### Problem to work on
Every record must appear in your copy exactly as written, with no pictures.

### Provided records
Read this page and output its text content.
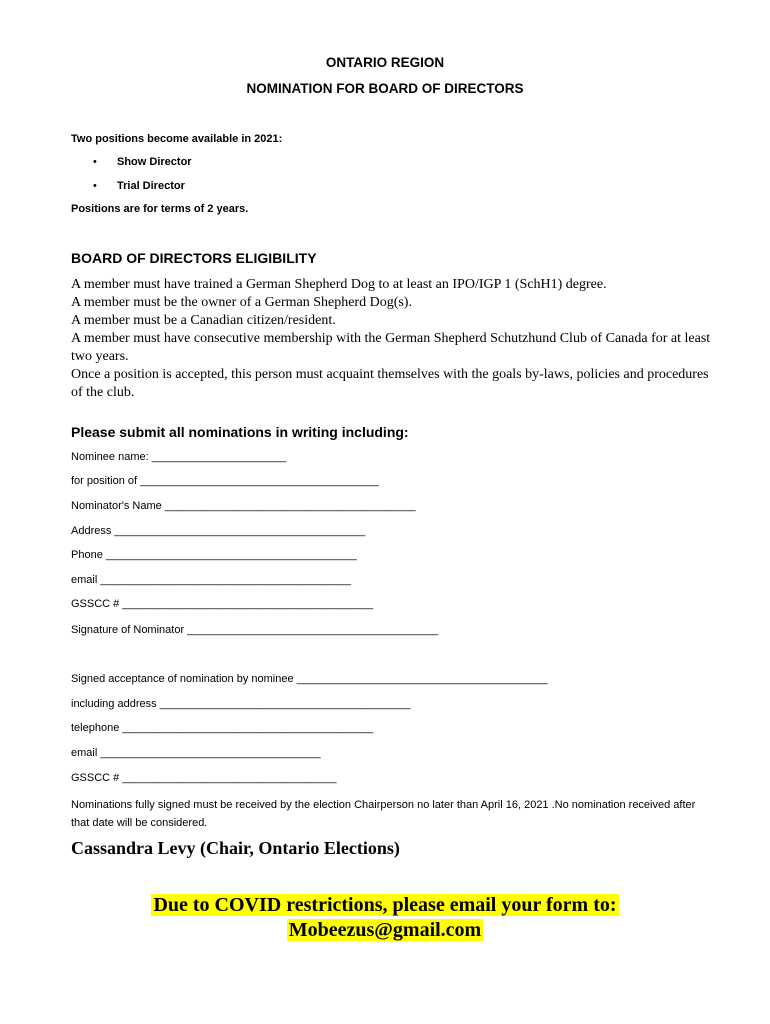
ONTARIO REGION
NOMINATION FOR BOARD OF DIRECTORS
Two positions become available in 2021:
• Show Director
• Trial Director
Positions are for terms of 2 years.
BOARD OF DIRECTORS ELIGIBILITY

A member must have trained a German Shepherd Dog to at least an IPO/IGP 1 (SchH1) degree.

A member must be the owner of a German Shepherd Dog(s).

A member must be a Canadian citizen/resident.

A member must have consecutive membership with the German Shepherd Schutzhund Club of Canada for at least two years.

Once a position is accepted, this person must acquaint themselves with the goals by-laws, policies and procedures of the club.

Please submit all nominations in writing including:
Nominee name: ______________________
for position of _______________________________________
Nominator's Name _________________________________________
Address _________________________________________
Phone _________________________________________
email _________________________________________
GSSCC # _________________________________________
Signature of Nominator _________________________________________
Signed acceptance of nomination by nominee _________________________________________
including address _________________________________________
telephone _________________________________________
email ____________________________________
GSSCC # ___________________________________
Nominations fully signed must be received by the election Chairperson no later than April 16, 2021 .No nomination received after that date will be considered.
Cassandra Levy (Chair, Ontario Elections)
Due to COVID restrictions, please email your form to:
Mobeezus@gmail.com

### Exercise result
Read this page and output its text content.
ONTARIO REGION
NOMINATION FOR BOARD OF DIRECTORS
Two positions become available in 2021:
• Show Director
• Trial Director
Positions are for terms of 2 years.
BOARD OF DIRECTORS ELIGIBILITY

A member must have trained a German Shepherd Dog to at least an IPO/IGP 1 (SchH1) degree.

A member must be the owner of a German Shepherd Dog(s).

A member must be a Canadian citizen/resident.

A member must have consecutive membership with the German Shepherd Schutzhund Club of Canada for at least two years.

Once a position is accepted, this person must acquaint themselves with the goals by-laws, policies and procedures of the club.

Please submit all nominations in writing including:
Nominee name: ______________________
for position of _______________________________________
Nominator's Name _________________________________________
Address _________________________________________
Phone _________________________________________
email _________________________________________
GSSCC # _________________________________________
Signature of Nominator _________________________________________
Signed acceptance of nomination by nominee _________________________________________
including address _________________________________________
telephone _________________________________________
email ____________________________________
GSSCC # ___________________________________
Nominations fully signed must be received by the election Chairperson no later than April 16, 2021 .No nomination received after that date will be considered.
Cassandra Levy (Chair, Ontario Elections)
Due to COVID restrictions, please email your form to:
Mobeezus@gmail.com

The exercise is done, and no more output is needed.